◆ **Problem description**
What follows is a listing; restate every line of it word for word.
'''
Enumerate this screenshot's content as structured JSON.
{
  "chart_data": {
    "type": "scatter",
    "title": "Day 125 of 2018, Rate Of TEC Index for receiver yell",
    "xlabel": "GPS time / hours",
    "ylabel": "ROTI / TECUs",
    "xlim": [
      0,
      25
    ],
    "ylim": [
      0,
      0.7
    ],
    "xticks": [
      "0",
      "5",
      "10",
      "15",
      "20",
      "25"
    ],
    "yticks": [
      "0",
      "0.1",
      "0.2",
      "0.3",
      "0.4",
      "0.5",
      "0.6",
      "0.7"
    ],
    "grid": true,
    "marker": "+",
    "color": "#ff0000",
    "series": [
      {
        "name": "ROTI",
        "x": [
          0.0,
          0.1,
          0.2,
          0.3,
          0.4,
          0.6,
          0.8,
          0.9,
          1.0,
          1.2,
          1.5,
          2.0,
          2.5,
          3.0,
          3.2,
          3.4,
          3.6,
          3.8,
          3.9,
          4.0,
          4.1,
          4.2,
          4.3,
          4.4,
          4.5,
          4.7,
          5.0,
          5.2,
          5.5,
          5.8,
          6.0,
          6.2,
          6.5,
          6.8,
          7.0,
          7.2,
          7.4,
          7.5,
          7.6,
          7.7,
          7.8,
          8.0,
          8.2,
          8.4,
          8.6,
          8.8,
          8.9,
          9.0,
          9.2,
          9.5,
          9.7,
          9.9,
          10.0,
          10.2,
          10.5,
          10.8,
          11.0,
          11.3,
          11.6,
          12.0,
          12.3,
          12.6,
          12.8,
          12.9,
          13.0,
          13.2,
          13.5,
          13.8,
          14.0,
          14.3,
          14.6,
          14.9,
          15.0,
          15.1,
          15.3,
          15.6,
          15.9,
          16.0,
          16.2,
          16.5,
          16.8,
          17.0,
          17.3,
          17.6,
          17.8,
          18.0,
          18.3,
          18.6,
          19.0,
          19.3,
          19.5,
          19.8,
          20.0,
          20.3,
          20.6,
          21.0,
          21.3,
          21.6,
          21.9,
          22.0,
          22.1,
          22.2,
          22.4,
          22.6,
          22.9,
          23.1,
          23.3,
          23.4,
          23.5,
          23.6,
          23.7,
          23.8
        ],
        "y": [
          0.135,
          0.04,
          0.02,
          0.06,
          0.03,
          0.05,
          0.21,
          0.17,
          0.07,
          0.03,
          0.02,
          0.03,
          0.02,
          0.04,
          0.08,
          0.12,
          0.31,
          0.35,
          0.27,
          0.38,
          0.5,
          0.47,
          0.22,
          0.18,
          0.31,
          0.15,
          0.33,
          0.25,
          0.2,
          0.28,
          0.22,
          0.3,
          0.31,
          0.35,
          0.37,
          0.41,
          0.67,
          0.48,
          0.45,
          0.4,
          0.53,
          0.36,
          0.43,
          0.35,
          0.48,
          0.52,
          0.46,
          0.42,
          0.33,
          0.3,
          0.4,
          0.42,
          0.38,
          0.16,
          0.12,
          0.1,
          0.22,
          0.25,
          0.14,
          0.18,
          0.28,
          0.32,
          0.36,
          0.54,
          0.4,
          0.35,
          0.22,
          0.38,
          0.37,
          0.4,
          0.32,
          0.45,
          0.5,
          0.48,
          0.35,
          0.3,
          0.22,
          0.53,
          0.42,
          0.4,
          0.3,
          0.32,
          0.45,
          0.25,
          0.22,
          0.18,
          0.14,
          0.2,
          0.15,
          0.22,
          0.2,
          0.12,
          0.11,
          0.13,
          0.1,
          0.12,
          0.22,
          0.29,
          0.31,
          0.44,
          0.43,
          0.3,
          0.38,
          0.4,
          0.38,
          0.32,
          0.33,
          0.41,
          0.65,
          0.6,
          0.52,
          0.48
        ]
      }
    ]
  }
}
'''
◆ **The solution**
Enumerate this screenshot's content as structured JSON.
{
  "chart_data": {
    "type": "scatter",
    "title": "Day 125 of 2018, Rate Of TEC Index for receiver yell",
    "xlabel": "GPS time / hours",
    "ylabel": "ROTI / TECUs",
    "xlim": [
      0,
      25
    ],
    "ylim": [
      0,
      0.7
    ],
    "xticks": [
      "0",
      "5",
      "10",
      "15",
      "20",
      "25"
    ],
    "yticks": [
      "0",
      "0.1",
      "0.2",
      "0.3",
      "0.4",
      "0.5",
      "0.6",
      "0.7"
    ],
    "grid": true,
    "marker": "+",
    "color": "#ff0000",
    "series": [
      {
        "name": "ROTI",
        "x": [
          0.0,
          0.1,
          0.2,
          0.3,
          0.4,
          0.6,
          0.8,
          0.9,
          1.0,
          1.2,
          1.5,
          2.0,
          2.5,
          3.0,
          3.2,
          3.4,
          3.6,
          3.8,
          3.9,
          4.0,
          4.1,
          4.2,
          4.3,
          4.4,
          4.5,
          4.7,
          5.0,
          5.2,
          5.5,
          5.8,
          6.0,
          6.2,
          6.5,
          6.8,
          7.0,
          7.2,
          7.4,
          7.5,
          7.6,
          7.7,
          7.8,
          8.0,
          8.2,
          8.4,
          8.6,
          8.8,
          8.9,
          9.0,
          9.2,
          9.5,
          9.7,
          9.9,
          10.0,
          10.2,
          10.5,
          10.8,
          11.0,
          11.3,
          11.6,
          12.0,
          12.3,
          12.6,
          12.8,
          12.9,
          13.0,
          13.2,
          13.5,
          13.8,
          14.0,
          14.3,
          14.6,
          14.9,
          15.0,
          15.1,
          15.3,
          15.6,
          15.9,
          16.0,
          16.2,
          16.5,
          16.8,
          17.0,
          17.3,
          17.6,
          17.8,
          18.0,
          18.3,
          18.6,
          19.0,
          19.3,
          19.5,
          19.8,
          20.0,
          20.3,
          20.6,
          21.0,
          21.3,
          21.6,
          21.9,
          22.0,
          22.1,
          22.2,
          22.4,
          22.6,
          22.9,
          23.1,
          23.3,
          23.4,
          23.5,
          23.6,
          23.7,
          23.8
        ],
        "y": [
          0.135,
          0.04,
          0.02,
          0.06,
          0.03,
          0.05,
          0.21,
          0.17,
          0.07,
          0.03,
          0.02,
          0.03,
          0.02,
          0.04,
          0.08,
          0.12,
          0.31,
          0.35,
          0.27,
          0.38,
          0.5,
          0.47,
          0.22,
          0.18,
          0.31,
          0.15,
          0.33,
          0.25,
          0.2,
          0.28,
          0.22,
          0.3,
          0.31,
          0.35,
          0.37,
          0.41,
          0.67,
          0.48,
          0.45,
          0.4,
          0.53,
          0.36,
          0.43,
          0.35,
          0.48,
          0.52,
          0.46,
          0.42,
          0.33,
          0.3,
          0.4,
          0.42,
          0.38,
          0.16,
          0.12,
          0.1,
          0.22,
          0.25,
          0.14,
          0.18,
          0.28,
          0.32,
          0.36,
          0.54,
          0.4,
          0.35,
          0.22,
          0.38,
          0.37,
          0.4,
          0.32,
          0.45,
          0.5,
          0.48,
          0.35,
          0.3,
          0.22,
          0.53,
          0.42,
          0.4,
          0.3,
          0.32,
          0.45,
          0.25,
          0.22,
          0.18,
          0.14,
          0.2,
          0.15,
          0.22,
          0.2,
          0.12,
          0.11,
          0.13,
          0.1,
          0.12,
          0.22,
          0.29,
          0.31,
          0.44,
          0.43,
          0.3,
          0.38,
          0.4,
          0.38,
          0.32,
          0.33,
          0.41,
          0.65,
          0.6,
          0.52,
          0.48
        ]
      }
    ]
  }
}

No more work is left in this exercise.